== Problem ==
Which lines hold the string "Municipalidad"? Copy every one of them.

== Dataset rows ==
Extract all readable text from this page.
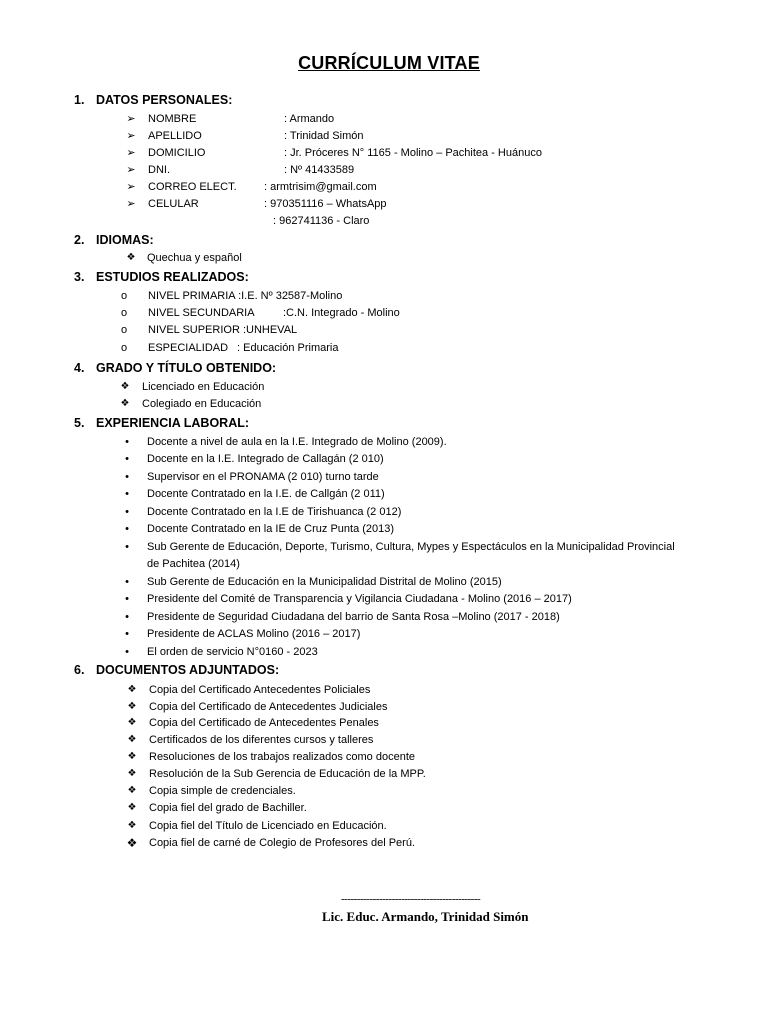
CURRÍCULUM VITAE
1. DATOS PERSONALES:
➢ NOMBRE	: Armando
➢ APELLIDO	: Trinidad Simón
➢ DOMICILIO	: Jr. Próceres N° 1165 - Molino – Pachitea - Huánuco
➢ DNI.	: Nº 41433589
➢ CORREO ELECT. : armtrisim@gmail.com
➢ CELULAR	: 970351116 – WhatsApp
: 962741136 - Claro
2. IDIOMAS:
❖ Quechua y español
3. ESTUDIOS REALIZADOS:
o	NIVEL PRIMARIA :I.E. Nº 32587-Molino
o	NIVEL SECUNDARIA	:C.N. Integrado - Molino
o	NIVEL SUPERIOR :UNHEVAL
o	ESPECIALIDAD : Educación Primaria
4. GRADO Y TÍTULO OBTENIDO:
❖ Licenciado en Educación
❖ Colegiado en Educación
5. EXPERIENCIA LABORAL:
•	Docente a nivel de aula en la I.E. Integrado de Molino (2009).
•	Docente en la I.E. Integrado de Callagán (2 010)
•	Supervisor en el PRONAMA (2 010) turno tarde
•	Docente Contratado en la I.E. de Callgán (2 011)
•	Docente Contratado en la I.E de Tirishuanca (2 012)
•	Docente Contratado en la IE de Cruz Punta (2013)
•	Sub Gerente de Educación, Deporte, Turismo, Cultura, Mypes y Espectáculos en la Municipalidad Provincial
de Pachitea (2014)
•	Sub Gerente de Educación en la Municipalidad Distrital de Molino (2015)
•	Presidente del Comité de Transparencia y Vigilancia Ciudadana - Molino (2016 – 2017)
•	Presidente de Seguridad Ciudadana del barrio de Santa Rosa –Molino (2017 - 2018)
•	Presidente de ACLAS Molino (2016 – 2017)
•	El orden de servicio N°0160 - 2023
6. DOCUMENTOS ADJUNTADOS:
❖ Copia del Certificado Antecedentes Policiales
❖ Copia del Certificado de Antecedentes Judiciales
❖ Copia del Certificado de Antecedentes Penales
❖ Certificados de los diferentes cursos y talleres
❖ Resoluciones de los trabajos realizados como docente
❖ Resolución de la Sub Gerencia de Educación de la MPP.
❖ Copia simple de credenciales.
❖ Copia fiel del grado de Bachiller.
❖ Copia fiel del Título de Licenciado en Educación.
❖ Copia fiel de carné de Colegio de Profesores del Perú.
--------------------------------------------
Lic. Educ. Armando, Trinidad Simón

...

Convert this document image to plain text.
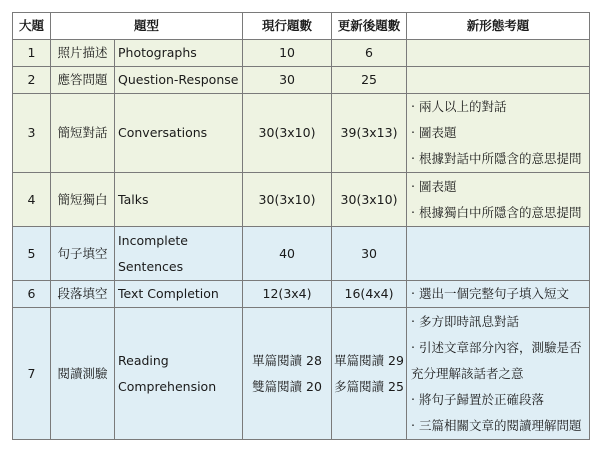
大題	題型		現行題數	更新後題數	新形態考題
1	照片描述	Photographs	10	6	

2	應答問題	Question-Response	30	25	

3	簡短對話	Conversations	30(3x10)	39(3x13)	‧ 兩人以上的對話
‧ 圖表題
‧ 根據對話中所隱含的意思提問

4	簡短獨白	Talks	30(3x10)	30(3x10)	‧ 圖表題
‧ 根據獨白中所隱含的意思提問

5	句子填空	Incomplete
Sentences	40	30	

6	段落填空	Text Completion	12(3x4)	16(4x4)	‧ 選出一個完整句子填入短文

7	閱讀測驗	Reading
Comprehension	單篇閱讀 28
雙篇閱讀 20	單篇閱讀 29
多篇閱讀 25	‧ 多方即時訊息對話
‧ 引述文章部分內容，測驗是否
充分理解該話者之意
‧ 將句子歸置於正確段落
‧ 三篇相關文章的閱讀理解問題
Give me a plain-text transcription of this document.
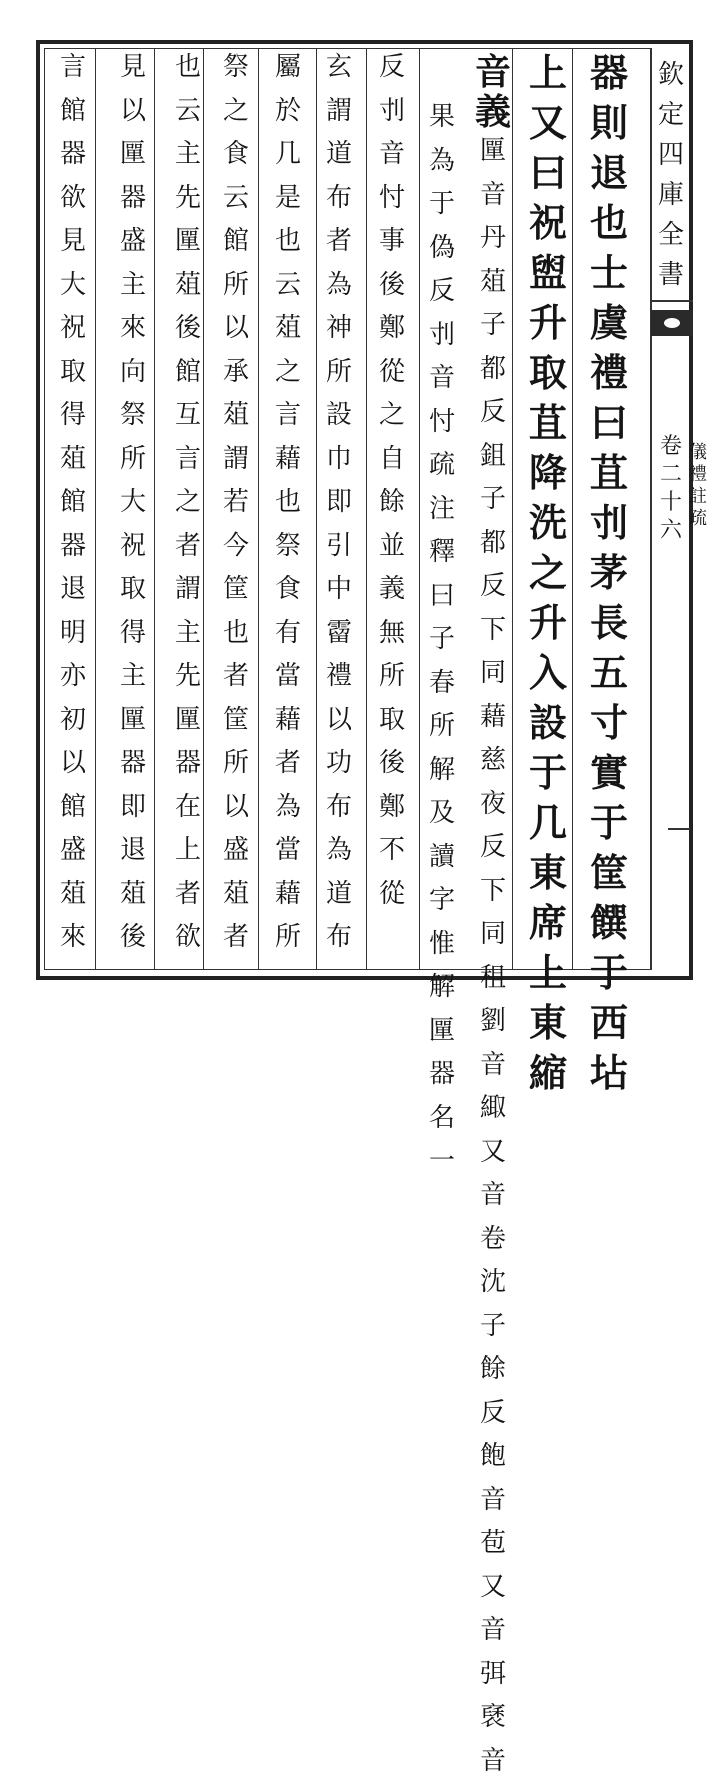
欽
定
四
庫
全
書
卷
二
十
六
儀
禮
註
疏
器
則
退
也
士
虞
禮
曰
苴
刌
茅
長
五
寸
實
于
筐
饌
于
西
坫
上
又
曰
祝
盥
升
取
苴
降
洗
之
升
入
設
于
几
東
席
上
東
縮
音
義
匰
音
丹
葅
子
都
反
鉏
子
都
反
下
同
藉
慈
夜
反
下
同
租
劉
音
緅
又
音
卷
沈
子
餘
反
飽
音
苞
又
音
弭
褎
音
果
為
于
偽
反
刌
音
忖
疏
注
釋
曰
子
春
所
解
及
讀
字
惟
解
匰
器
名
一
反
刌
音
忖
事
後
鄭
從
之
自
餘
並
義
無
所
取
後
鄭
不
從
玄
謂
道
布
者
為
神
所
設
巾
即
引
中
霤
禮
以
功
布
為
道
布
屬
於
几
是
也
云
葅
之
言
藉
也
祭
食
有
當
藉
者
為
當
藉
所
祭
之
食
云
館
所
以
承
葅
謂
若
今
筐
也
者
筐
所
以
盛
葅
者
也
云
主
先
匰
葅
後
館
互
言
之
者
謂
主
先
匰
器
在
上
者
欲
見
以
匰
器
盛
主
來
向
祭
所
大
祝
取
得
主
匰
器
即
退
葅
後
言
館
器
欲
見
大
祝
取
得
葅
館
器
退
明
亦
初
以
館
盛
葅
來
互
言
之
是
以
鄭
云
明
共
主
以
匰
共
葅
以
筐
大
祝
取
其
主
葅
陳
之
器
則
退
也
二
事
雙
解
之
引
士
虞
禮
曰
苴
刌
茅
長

--

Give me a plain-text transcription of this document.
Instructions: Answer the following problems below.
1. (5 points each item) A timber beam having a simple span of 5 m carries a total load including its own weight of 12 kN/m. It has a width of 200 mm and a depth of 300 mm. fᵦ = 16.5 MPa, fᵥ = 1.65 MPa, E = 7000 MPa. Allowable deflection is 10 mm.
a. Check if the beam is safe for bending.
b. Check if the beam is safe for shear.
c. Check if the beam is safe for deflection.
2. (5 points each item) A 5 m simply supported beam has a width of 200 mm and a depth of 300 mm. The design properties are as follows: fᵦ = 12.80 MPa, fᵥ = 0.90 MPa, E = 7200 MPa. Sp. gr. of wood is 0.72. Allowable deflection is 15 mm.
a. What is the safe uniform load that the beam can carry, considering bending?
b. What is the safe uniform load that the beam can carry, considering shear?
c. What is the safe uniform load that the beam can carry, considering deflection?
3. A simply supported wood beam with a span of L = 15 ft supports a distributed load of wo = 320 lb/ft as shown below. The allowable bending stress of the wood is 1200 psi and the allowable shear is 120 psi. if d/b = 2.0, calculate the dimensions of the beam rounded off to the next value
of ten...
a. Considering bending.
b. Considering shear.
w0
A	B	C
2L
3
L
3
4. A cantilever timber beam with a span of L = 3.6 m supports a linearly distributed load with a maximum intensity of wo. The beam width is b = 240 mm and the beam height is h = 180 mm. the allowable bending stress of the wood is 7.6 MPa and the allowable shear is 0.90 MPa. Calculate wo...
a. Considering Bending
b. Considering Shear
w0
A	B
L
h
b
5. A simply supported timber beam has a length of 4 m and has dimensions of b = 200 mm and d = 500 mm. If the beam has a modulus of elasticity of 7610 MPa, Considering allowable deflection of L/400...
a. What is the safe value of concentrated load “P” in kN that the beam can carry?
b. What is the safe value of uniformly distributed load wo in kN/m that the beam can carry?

== Full response ==
•	Sub Gerente de Educación, Deporte, Turismo, Cultura, Mypes y Espectáculos en la Municipalidad Provincial
•	Sub Gerente de Educación en la Municipalidad Distrital de Molino (2015)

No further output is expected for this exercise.